--- begin Dataset ---
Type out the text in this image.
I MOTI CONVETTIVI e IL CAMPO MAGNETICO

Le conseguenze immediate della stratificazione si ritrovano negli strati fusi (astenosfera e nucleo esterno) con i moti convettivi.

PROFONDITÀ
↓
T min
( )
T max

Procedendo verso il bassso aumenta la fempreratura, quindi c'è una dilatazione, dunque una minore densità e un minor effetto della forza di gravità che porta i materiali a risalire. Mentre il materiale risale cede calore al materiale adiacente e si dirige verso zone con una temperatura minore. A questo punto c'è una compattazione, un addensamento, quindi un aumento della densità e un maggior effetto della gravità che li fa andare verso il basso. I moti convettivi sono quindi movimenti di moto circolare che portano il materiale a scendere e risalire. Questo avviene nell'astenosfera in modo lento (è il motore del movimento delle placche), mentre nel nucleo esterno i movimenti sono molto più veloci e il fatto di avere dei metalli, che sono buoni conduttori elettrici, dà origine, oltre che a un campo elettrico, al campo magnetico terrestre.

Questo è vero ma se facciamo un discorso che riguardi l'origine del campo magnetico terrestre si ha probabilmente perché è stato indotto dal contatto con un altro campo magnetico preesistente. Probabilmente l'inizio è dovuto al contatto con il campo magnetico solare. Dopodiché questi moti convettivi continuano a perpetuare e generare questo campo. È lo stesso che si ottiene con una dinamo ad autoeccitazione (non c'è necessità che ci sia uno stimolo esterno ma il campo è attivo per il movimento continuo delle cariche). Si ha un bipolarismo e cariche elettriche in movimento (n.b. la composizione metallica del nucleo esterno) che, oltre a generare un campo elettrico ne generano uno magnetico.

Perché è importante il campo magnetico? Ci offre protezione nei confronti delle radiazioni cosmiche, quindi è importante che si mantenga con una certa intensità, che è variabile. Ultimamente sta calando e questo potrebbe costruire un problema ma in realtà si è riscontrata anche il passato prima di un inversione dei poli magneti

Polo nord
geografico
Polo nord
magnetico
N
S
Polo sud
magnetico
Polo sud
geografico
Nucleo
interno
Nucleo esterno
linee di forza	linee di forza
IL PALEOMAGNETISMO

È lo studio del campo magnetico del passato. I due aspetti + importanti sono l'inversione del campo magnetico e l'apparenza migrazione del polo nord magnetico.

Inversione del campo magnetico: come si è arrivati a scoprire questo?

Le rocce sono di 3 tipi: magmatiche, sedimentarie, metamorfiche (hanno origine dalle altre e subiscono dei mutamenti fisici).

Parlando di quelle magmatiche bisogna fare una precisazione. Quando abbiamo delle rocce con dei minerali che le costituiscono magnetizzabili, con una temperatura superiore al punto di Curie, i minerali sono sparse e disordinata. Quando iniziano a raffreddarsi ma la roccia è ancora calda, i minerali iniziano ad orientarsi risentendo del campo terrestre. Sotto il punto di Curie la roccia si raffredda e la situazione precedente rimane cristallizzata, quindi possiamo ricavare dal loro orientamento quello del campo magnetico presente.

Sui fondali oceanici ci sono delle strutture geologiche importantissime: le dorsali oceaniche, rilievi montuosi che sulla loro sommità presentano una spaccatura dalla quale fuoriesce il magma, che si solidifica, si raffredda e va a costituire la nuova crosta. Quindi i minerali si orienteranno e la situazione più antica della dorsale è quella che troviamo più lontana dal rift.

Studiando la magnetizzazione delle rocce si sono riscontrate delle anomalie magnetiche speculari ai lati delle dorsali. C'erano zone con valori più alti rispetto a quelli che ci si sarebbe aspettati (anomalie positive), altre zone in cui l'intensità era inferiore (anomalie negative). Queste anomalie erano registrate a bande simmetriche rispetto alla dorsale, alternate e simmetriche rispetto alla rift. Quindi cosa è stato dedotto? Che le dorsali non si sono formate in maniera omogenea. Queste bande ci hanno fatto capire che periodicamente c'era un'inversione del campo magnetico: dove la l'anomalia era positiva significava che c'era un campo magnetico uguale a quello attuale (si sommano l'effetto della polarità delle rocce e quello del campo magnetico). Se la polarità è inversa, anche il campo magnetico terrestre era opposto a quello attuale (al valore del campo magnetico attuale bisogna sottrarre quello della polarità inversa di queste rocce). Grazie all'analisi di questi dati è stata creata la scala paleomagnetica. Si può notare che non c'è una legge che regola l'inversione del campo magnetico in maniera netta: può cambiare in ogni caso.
--- end Dataset ---
§ Problem statement: The full set of records should be duplicated exactly.

§ Answer below:
Type out the text in this image.
I MOTI CONVETTIVI e IL CAMPO MAGNETICO

Le conseguenze immediate della stratificazione si ritrovano negli strati fusi (astenosfera e nucleo esterno) con i moti convettivi.

PROFONDITÀ
↓
T min
( )
T max

Procedendo verso il bassso aumenta la fempreratura, quindi c'è una dilatazione, dunque una minore densità e un minor effetto della forza di gravità che porta i materiali a risalire. Mentre il materiale risale cede calore al materiale adiacente e si dirige verso zone con una temperatura minore. A questo punto c'è una compattazione, un addensamento, quindi un aumento della densità e un maggior effetto della gravità che li fa andare verso il basso. I moti convettivi sono quindi movimenti di moto circolare che portano il materiale a scendere e risalire. Questo avviene nell'astenosfera in modo lento (è il motore del movimento delle placche), mentre nel nucleo esterno i movimenti sono molto più veloci e il fatto di avere dei metalli, che sono buoni conduttori elettrici, dà origine, oltre che a un campo elettrico, al campo magnetico terrestre.

Questo è vero ma se facciamo un discorso che riguardi l'origine del campo magnetico terrestre si ha probabilmente perché è stato indotto dal contatto con un altro campo magnetico preesistente. Probabilmente l'inizio è dovuto al contatto con il campo magnetico solare. Dopodiché questi moti convettivi continuano a perpetuare e generare questo campo. È lo stesso che si ottiene con una dinamo ad autoeccitazione (non c'è necessità che ci sia uno stimolo esterno ma il campo è attivo per il movimento continuo delle cariche). Si ha un bipolarismo e cariche elettriche in movimento (n.b. la composizione metallica del nucleo esterno) che, oltre a generare un campo elettrico ne generano uno magnetico.

Perché è importante il campo magnetico? Ci offre protezione nei confronti delle radiazioni cosmiche, quindi è importante che si mantenga con una certa intensità, che è variabile. Ultimamente sta calando e questo potrebbe costruire un problema ma in realtà si è riscontrata anche il passato prima di un inversione dei poli magneti

Polo nord
geografico
Polo nord
magnetico
N
S
Polo sud
magnetico
Polo sud
geografico
Nucleo
interno
Nucleo esterno
linee di forza	linee di forza
IL PALEOMAGNETISMO

È lo studio del campo magnetico del passato. I due aspetti + importanti sono l'inversione del campo magnetico e l'apparenza migrazione del polo nord magnetico.

Inversione del campo magnetico: come si è arrivati a scoprire questo?

Le rocce sono di 3 tipi: magmatiche, sedimentarie, metamorfiche (hanno origine dalle altre e subiscono dei mutamenti fisici).

Parlando di quelle magmatiche bisogna fare una precisazione. Quando abbiamo delle rocce con dei minerali che le costituiscono magnetizzabili, con una temperatura superiore al punto di Curie, i minerali sono sparse e disordinata. Quando iniziano a raffreddarsi ma la roccia è ancora calda, i minerali iniziano ad orientarsi risentendo del campo terrestre. Sotto il punto di Curie la roccia si raffredda e la situazione precedente rimane cristallizzata, quindi possiamo ricavare dal loro orientamento quello del campo magnetico presente.

Sui fondali oceanici ci sono delle strutture geologiche importantissime: le dorsali oceaniche, rilievi montuosi che sulla loro sommità presentano una spaccatura dalla quale fuoriesce il magma, che si solidifica, si raffredda e va a costituire la nuova crosta. Quindi i minerali si orienteranno e la situazione più antica della dorsale è quella che troviamo più lontana dal rift.

Studiando la magnetizzazione delle rocce si sono riscontrate delle anomalie magnetiche speculari ai lati delle dorsali. C'erano zone con valori più alti rispetto a quelli che ci si sarebbe aspettati (anomalie positive), altre zone in cui l'intensità era inferiore (anomalie negative). Queste anomalie erano registrate a bande simmetriche rispetto alla dorsale, alternate e simmetriche rispetto alla rift. Quindi cosa è stato dedotto? Che le dorsali non si sono formate in maniera omogenea. Queste bande ci hanno fatto capire che periodicamente c'era un'inversione del campo magnetico: dove la l'anomalia era positiva significava che c'era un campo magnetico uguale a quello attuale (si sommano l'effetto della polarità delle rocce e quello del campo magnetico). Se la polarità è inversa, anche il campo magnetico terrestre era opposto a quello attuale (al valore del campo magnetico attuale bisogna sottrarre quello della polarità inversa di queste rocce). Grazie all'analisi di questi dati è stata creata la scala paleomagnetica. Si può notare che non c'è una legge che regola l'inversione del campo magnetico in maniera netta: può cambiare in ogni caso.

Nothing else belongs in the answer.